MATERIAL:
>> START

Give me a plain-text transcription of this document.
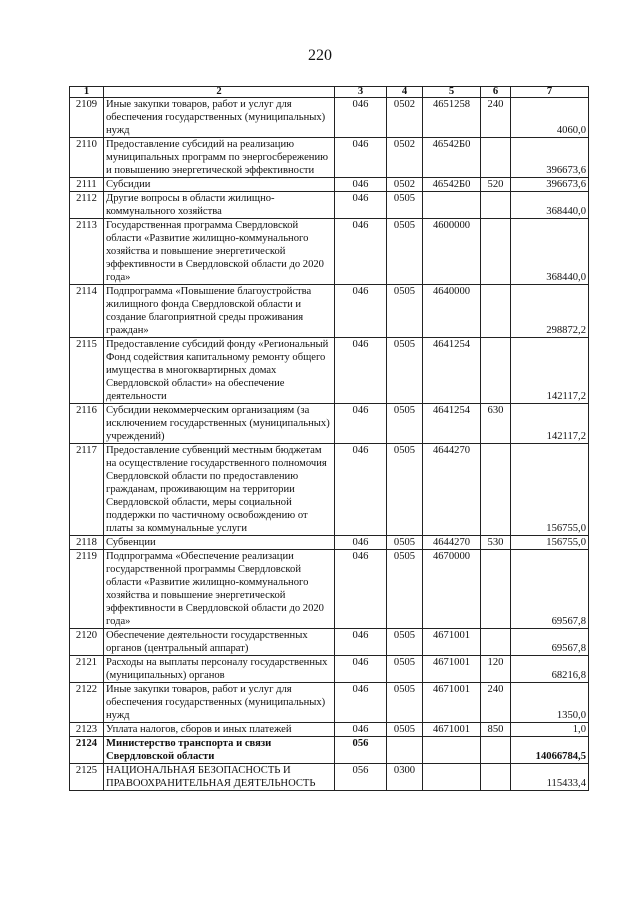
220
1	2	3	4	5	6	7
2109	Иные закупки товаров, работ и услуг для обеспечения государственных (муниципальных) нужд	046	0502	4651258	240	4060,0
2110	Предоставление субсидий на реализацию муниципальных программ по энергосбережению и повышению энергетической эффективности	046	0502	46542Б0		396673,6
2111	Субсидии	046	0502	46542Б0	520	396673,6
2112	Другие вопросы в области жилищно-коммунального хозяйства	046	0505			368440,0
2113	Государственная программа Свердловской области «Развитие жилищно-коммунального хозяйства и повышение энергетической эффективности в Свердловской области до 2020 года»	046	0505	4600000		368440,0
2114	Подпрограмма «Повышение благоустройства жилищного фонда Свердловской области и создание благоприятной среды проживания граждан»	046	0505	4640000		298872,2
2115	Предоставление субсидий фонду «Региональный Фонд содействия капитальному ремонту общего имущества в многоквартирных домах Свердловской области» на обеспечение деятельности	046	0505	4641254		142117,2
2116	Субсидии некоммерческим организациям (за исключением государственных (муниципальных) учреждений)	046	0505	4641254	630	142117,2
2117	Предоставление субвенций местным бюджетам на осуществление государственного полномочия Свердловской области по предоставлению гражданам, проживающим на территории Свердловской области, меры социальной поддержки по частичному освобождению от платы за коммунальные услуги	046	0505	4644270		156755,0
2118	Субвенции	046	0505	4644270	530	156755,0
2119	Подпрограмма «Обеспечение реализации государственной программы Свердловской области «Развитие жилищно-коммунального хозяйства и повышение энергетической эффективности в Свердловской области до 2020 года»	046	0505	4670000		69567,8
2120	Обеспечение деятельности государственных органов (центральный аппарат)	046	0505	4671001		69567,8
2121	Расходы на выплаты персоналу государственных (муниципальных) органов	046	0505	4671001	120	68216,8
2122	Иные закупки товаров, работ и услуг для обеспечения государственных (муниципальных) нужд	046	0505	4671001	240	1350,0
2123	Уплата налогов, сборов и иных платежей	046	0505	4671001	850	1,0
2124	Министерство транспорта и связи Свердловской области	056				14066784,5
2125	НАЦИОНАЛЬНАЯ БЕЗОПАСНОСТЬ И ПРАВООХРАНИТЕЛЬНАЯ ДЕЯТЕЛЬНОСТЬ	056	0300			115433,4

>> END
>> START

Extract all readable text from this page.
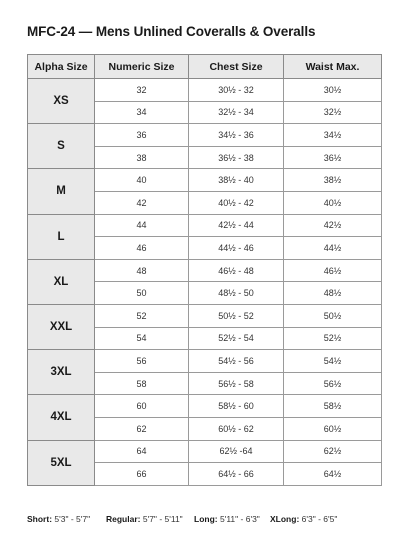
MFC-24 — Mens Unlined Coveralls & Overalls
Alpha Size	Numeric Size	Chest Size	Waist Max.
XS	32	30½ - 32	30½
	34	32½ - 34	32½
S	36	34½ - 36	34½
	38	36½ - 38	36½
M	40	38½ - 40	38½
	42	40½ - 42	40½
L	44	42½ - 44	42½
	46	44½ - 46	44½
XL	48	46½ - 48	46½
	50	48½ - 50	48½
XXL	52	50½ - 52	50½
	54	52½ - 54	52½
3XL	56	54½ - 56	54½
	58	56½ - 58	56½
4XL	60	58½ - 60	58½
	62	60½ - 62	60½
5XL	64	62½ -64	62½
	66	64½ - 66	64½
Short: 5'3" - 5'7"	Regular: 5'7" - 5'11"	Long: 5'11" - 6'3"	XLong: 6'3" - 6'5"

>> END

WHAT YOU SHOULD DO:
Find the lines with the string "государственных" and reproduce them.

ANSWER TO THE TASK:
2109	Иные закупки товаров, работ и услуг для обеспечения государственных (муниципальных) нужд	046	0502	4651258	240	4060,0
2116	Субсидии некоммерческим организациям (за исключением государственных (муниципальных) учреждений)	046	0505	4641254	630	142117,2
2120	Обеспечение деятельности государственных органов (центральный аппарат)	046	0505	4671001		69567,8
2121	Расходы на выплаты персоналу государственных (муниципальных) органов	046	0505	4671001	120	68216,8
2122	Иные закупки товаров, работ и услуг для обеспечения государственных (муниципальных) нужд	046	0505	4671001	240	1350,0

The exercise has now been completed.